▶ _Annotated element entries_:
──────────
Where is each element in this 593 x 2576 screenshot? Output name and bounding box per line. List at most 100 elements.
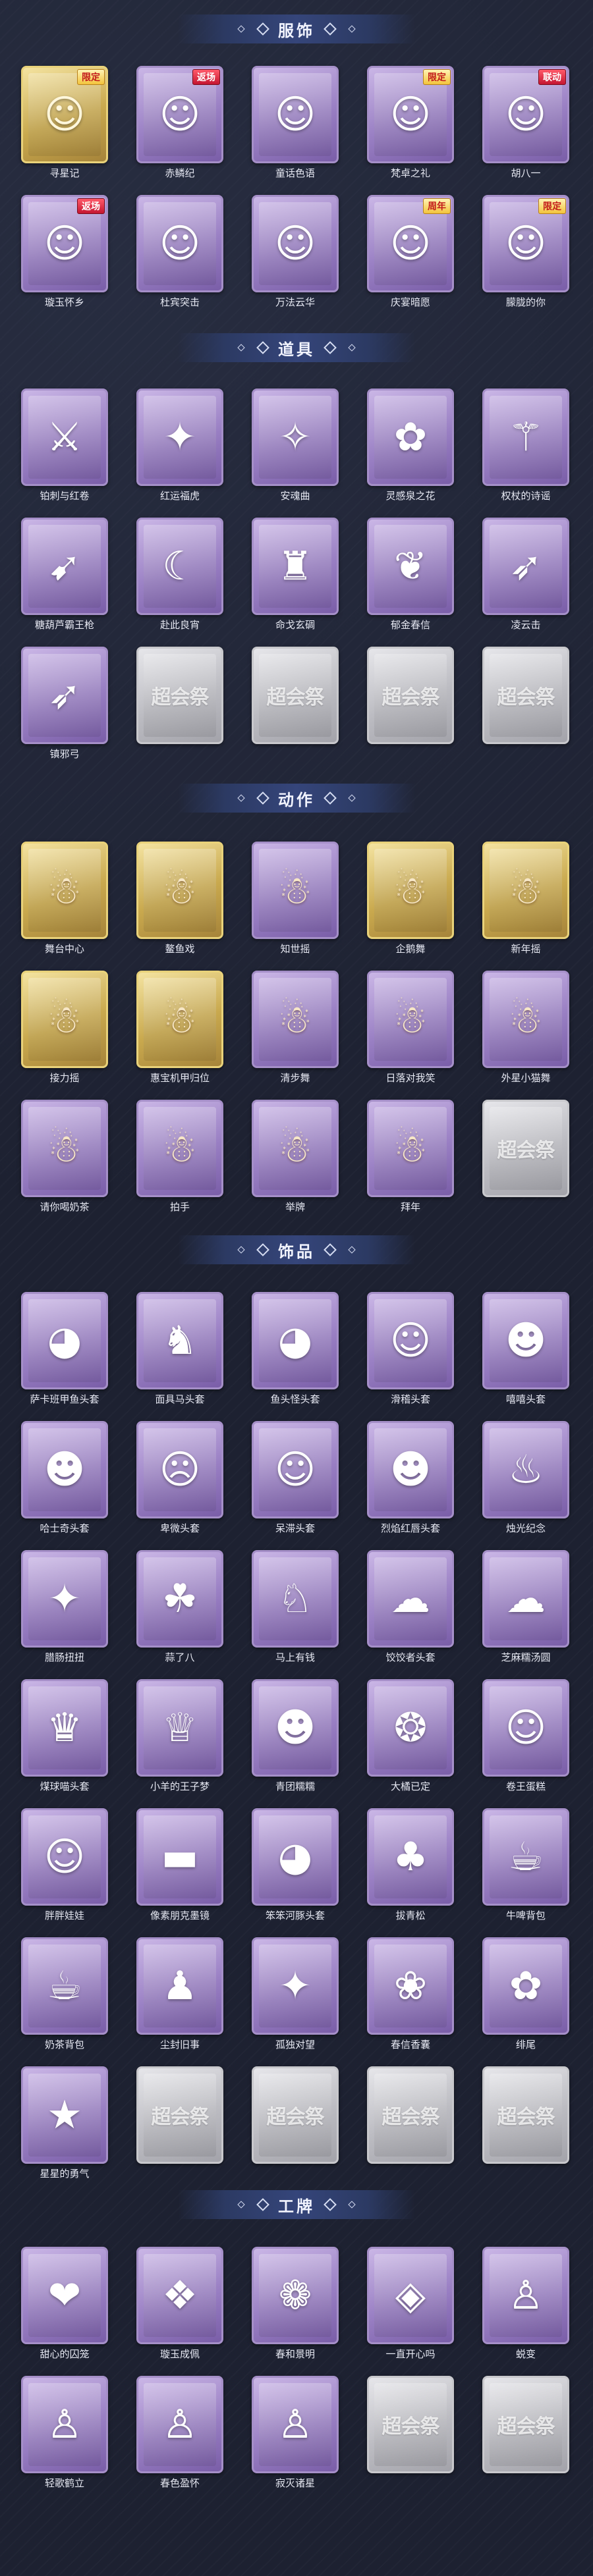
collection-item[interactable]: ♕ 小羊的王子梦	[134, 1679, 226, 1804]
collection-item[interactable]: ☁ 饺饺者头套	[364, 1550, 457, 1675]
collection-item[interactable]: ☻ 哈士奇头套	[18, 1421, 111, 1546]
item-card[interactable]: ☃	[136, 1100, 223, 1197]
item-card[interactable]: 超会祭	[367, 647, 454, 744]
collection-item[interactable]: ☺ 返场 赤鳞纪	[134, 66, 226, 191]
collection-item[interactable]: ◕ 鱼头怪头套	[249, 1292, 341, 1417]
item-card[interactable]: ❂	[367, 1679, 454, 1777]
collection-item[interactable]: ❂ 大橘已定	[364, 1679, 457, 1804]
collection-item[interactable]: ☃ 接力摇	[18, 971, 111, 1096]
item-card[interactable]: ☺ 周年	[367, 195, 454, 292]
collection-item[interactable]: ☻ 青团糯糯	[249, 1679, 341, 1804]
collection-item[interactable]: ☃ 企鹅舞	[364, 842, 457, 967]
item-card[interactable]: ♜	[252, 518, 339, 615]
collection-item[interactable]: ☺ 胖胖娃娃	[18, 1808, 111, 1933]
collection-item[interactable]: ☃ 请你喝奶茶	[18, 1100, 111, 1225]
item-card[interactable]: ☺ 限定	[367, 66, 454, 163]
item-card[interactable]: ☃	[367, 1100, 454, 1197]
item-card[interactable]: ☃	[482, 971, 569, 1068]
collection-item[interactable]: 超会祭	[134, 2066, 226, 2191]
collection-item[interactable]: ◕ 笨笨河豚头套	[249, 1808, 341, 1933]
collection-item[interactable]: ☺ 返场 璇玉怀乡	[18, 195, 111, 320]
item-card[interactable]: ☻	[252, 1679, 339, 1777]
collection-item[interactable]: ☾ 赴此良宵	[134, 518, 226, 643]
item-card[interactable]: ✧	[252, 389, 339, 486]
collection-item[interactable]: ⚔ 铂刺与红卷	[18, 389, 111, 514]
item-card[interactable]: ☺ 限定	[482, 195, 569, 292]
collection-item[interactable]: ☃ 清步舞	[249, 971, 341, 1096]
item-card[interactable]: ☻	[482, 1292, 569, 1389]
collection-item[interactable]: ☃ 鳌鱼戏	[134, 842, 226, 967]
item-card[interactable]: ☃	[252, 1100, 339, 1197]
collection-item[interactable]: ⚚ 权杖的诗谣	[480, 389, 572, 514]
collection-item[interactable]: ☃ 知世摇	[249, 842, 341, 967]
item-card[interactable]: ♘	[252, 1550, 339, 1648]
collection-item[interactable]: ☕ 牛啤背包	[480, 1808, 572, 1933]
collection-item[interactable]: ♛ 煤球喵头套	[18, 1679, 111, 1804]
collection-item[interactable]: 超会祭	[480, 2066, 572, 2191]
collection-item[interactable]: 超会祭	[249, 2066, 341, 2191]
item-card[interactable]: 超会祭	[252, 647, 339, 744]
item-card[interactable]: ☃	[252, 842, 339, 939]
collection-item[interactable]: ➶ 凌云击	[480, 518, 572, 643]
collection-item[interactable]: ♙ 蜕变	[480, 2247, 572, 2372]
collection-item[interactable]: ❁ 春和景明	[249, 2247, 341, 2372]
collection-item[interactable]: ♨ 烛光纪念	[480, 1421, 572, 1546]
collection-item[interactable]: 超会祭	[249, 647, 341, 772]
item-card[interactable]: ☹	[136, 1421, 223, 1518]
item-card[interactable]: ☘	[136, 1550, 223, 1648]
item-card[interactable]: ☕	[21, 1937, 108, 2035]
collection-item[interactable]: ❤ 甜心的囚笼	[18, 2247, 111, 2372]
item-card[interactable]: ◕	[21, 1292, 108, 1389]
item-card[interactable]: 超会祭	[252, 2066, 339, 2164]
item-card[interactable]: ★	[21, 2066, 108, 2164]
item-card[interactable]: ☺ 返场	[136, 66, 223, 163]
item-card[interactable]: ☻	[367, 1421, 454, 1518]
item-card[interactable]: ♙	[21, 2376, 108, 2473]
item-card[interactable]: ☺	[482, 1679, 569, 1777]
item-card[interactable]: ♙	[482, 2247, 569, 2344]
item-card[interactable]: 超会祭	[367, 2376, 454, 2473]
collection-item[interactable]: ✦ 红运福虎	[134, 389, 226, 514]
collection-item[interactable]: ☺ 呆滞头套	[249, 1421, 341, 1546]
item-card[interactable]: ➶	[482, 518, 569, 615]
collection-item[interactable]: ➶ 镇邪弓	[18, 647, 111, 772]
collection-item[interactable]: ☃ 惠宝机甲归位	[134, 971, 226, 1096]
item-card[interactable]: ☃	[252, 971, 339, 1068]
collection-item[interactable]: ☕ 奶茶背包	[18, 1937, 111, 2062]
item-card[interactable]: ☺	[252, 1421, 339, 1518]
collection-item[interactable]: ☃ 舞台中心	[18, 842, 111, 967]
collection-item[interactable]: 超会祭	[480, 647, 572, 772]
item-card[interactable]: ☃	[482, 842, 569, 939]
item-card[interactable]: ☕	[482, 1808, 569, 1906]
item-card[interactable]: ☺	[21, 1808, 108, 1906]
item-card[interactable]: ♞	[136, 1292, 223, 1389]
item-card[interactable]: ❖	[136, 2247, 223, 2344]
collection-item[interactable]: ♙ 轻歌鹤立	[18, 2376, 111, 2501]
item-card[interactable]: ♨	[482, 1421, 569, 1518]
collection-item[interactable]: 超会祭	[364, 2066, 457, 2191]
item-card[interactable]: ☺	[136, 195, 223, 292]
collection-item[interactable]: ☃ 举牌	[249, 1100, 341, 1225]
collection-item[interactable]: 超会祭	[480, 1100, 572, 1225]
collection-item[interactable]: ☺ 限定 朦胧的你	[480, 195, 572, 320]
collection-item[interactable]: ☃ 日落对我笑	[364, 971, 457, 1096]
collection-item[interactable]: ♞ 面具马头套	[134, 1292, 226, 1417]
collection-item[interactable]: ♙ 春色盈怀	[134, 2376, 226, 2501]
collection-item[interactable]: ☻ 烈焰红唇头套	[364, 1421, 457, 1546]
item-card[interactable]: ☻	[21, 1421, 108, 1518]
collection-item[interactable]: ☃ 拜年	[364, 1100, 457, 1225]
item-card[interactable]: ☺	[252, 195, 339, 292]
item-card[interactable]: ☺ 返场	[21, 195, 108, 292]
collection-item[interactable]: 超会祭	[364, 2376, 457, 2501]
item-card[interactable]: ❤	[21, 2247, 108, 2344]
collection-item[interactable]: ◕ 萨卡班甲鱼头套	[18, 1292, 111, 1417]
item-card[interactable]: ☺	[252, 66, 339, 163]
item-card[interactable]: ➶	[21, 647, 108, 744]
collection-item[interactable]: ☺ 万法云华	[249, 195, 341, 320]
collection-item[interactable]: ✿ 灵感泉之花	[364, 389, 457, 514]
item-card[interactable]: ♟	[136, 1937, 223, 2035]
collection-item[interactable]: 超会祭	[134, 647, 226, 772]
collection-item[interactable]: ☺ 限定 梵卓之礼	[364, 66, 457, 191]
collection-item[interactable]: ➹ 糖葫芦霸王枪	[18, 518, 111, 643]
collection-item[interactable]: ✿ 绯尾	[480, 1937, 572, 2062]
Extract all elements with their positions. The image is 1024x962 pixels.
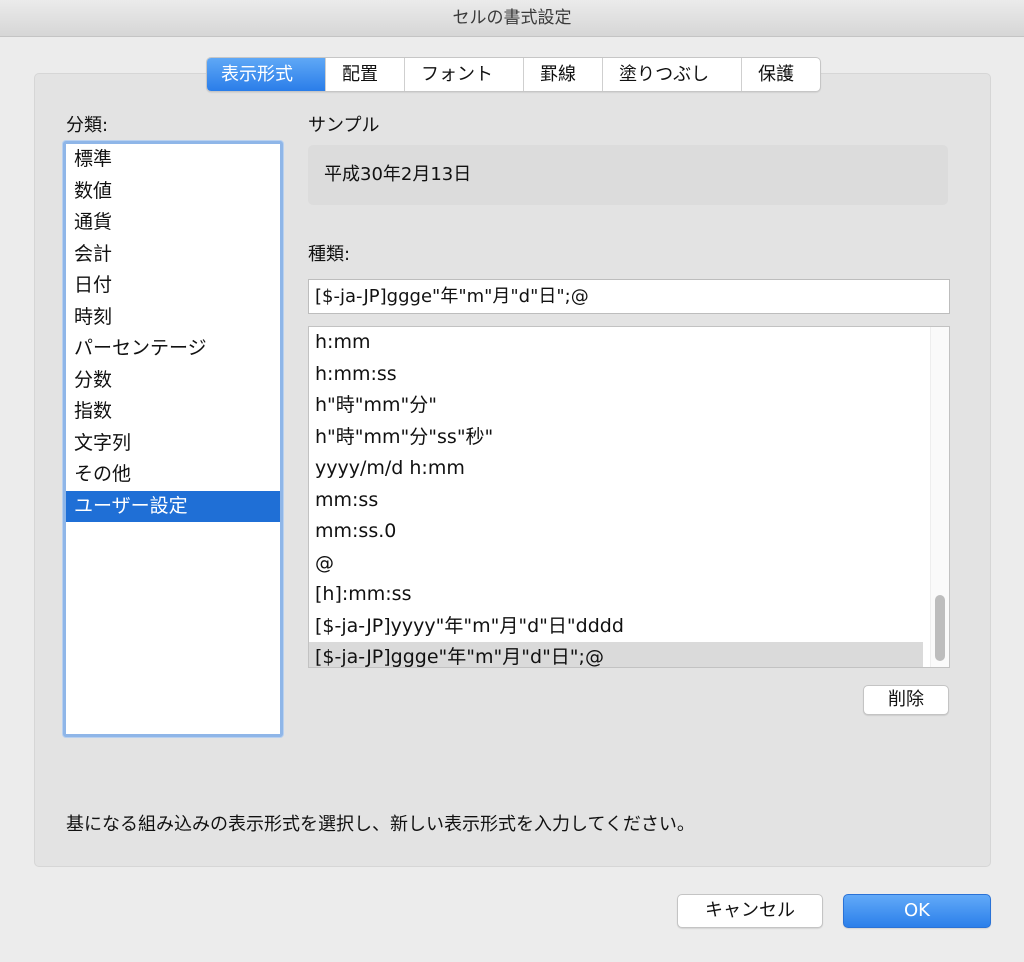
──────────
▶ _Given problem_: Reproduce the lines of the listing word for word, from the one containing "1679, 226, 1804]" through the one containing "1679, 339, 1777]", both included.

▶ _Final result_:
collection-item[interactable]: ♕ 小羊的王子梦	[134, 1679, 226, 1804]
collection-item[interactable]: ☁ 饺饺者头套	[364, 1550, 457, 1675]
collection-item[interactable]: ☻ 哈士奇头套	[18, 1421, 111, 1546]
item-card[interactable]: ☃	[136, 1100, 223, 1197]
item-card[interactable]: 超会祭	[367, 647, 454, 744]
collection-item[interactable]: ☺ 返场 赤鳞纪	[134, 66, 226, 191]
collection-item[interactable]: ◕ 鱼头怪头套	[249, 1292, 341, 1417]
item-card[interactable]: ❂	[367, 1679, 454, 1777]
collection-item[interactable]: ❂ 大橘已定	[364, 1679, 457, 1804]
collection-item[interactable]: ☃ 接力摇	[18, 971, 111, 1096]
item-card[interactable]: ☺ 周年	[367, 195, 454, 292]
collection-item[interactable]: ☻ 青团糯糯	[249, 1679, 341, 1804]
collection-item[interactable]: ☃ 企鹅舞	[364, 842, 457, 967]
item-card[interactable]: ♜	[252, 518, 339, 615]
collection-item[interactable]: ☺ 胖胖娃娃	[18, 1808, 111, 1933]
collection-item[interactable]: ☃ 请你喝奶茶	[18, 1100, 111, 1225]
item-card[interactable]: ☺ 限定	[367, 66, 454, 163]
item-card[interactable]: ☃	[367, 1100, 454, 1197]
item-card[interactable]: ☃	[482, 971, 569, 1068]
collection-item[interactable]: 超会祭	[134, 2066, 226, 2191]
collection-item[interactable]: ◕ 笨笨河豚头套	[249, 1808, 341, 1933]
collection-item[interactable]: ☺ 返场 璇玉怀乡	[18, 195, 111, 320]
item-card[interactable]: ☻	[252, 1679, 339, 1777]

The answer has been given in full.